• Given task:
Repeat the lines beginning at the one with "Convert this document image to plain text." and running to the end of the material, keeping the first and last of them, exactly as they appear.

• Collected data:

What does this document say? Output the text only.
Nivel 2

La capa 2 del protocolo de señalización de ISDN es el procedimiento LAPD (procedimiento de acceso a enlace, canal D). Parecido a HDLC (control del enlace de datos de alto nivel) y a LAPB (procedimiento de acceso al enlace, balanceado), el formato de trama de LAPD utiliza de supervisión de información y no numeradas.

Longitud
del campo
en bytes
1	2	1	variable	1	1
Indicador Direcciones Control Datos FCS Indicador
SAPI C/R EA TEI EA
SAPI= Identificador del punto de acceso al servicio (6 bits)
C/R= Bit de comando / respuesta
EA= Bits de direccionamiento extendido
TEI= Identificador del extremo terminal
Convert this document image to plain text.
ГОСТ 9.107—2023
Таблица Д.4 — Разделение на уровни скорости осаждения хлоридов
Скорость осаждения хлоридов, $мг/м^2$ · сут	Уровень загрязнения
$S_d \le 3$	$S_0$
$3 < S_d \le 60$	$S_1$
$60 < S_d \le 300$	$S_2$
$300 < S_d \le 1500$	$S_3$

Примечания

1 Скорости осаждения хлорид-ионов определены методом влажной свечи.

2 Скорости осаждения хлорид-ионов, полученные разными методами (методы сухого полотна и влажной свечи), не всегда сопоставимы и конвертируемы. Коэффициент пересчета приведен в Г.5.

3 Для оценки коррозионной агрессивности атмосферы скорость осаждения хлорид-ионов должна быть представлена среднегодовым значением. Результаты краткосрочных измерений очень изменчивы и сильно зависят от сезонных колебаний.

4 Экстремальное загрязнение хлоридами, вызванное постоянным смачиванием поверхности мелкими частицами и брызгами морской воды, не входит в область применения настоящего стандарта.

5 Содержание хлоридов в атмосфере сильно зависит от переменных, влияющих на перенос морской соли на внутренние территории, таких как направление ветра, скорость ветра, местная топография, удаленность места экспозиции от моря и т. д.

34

• Completed task:
Convert this document image to plain text.
ГОСТ 9.107—2023
Таблица Д.4 — Разделение на уровни скорости осаждения хлоридов
Скорость осаждения хлоридов, $мг/м^2$ · сут	Уровень загрязнения
$S_d \le 3$	$S_0$
$3 < S_d \le 60$	$S_1$
$60 < S_d \le 300$	$S_2$
$300 < S_d \le 1500$	$S_3$

Примечания

1 Скорости осаждения хлорид-ионов определены методом влажной свечи.

2 Скорости осаждения хлорид-ионов, полученные разными методами (методы сухого полотна и влажной свечи), не всегда сопоставимы и конвертируемы. Коэффициент пересчета приведен в Г.5.

3 Для оценки коррозионной агрессивности атмосферы скорость осаждения хлорид-ионов должна быть представлена среднегодовым значением. Результаты краткосрочных измерений очень изменчивы и сильно зависят от сезонных колебаний.

4 Экстремальное загрязнение хлоридами, вызванное постоянным смачиванием поверхности мелкими частицами и брызгами морской воды, не входит в область применения настоящего стандарта.

5 Содержание хлоридов в атмосфере сильно зависит от переменных, влияющих на перенос морской соли на внутренние территории, таких как направление ветра, скорость ветра, местная топография, удаленность места экспозиции от моря и т. д.

34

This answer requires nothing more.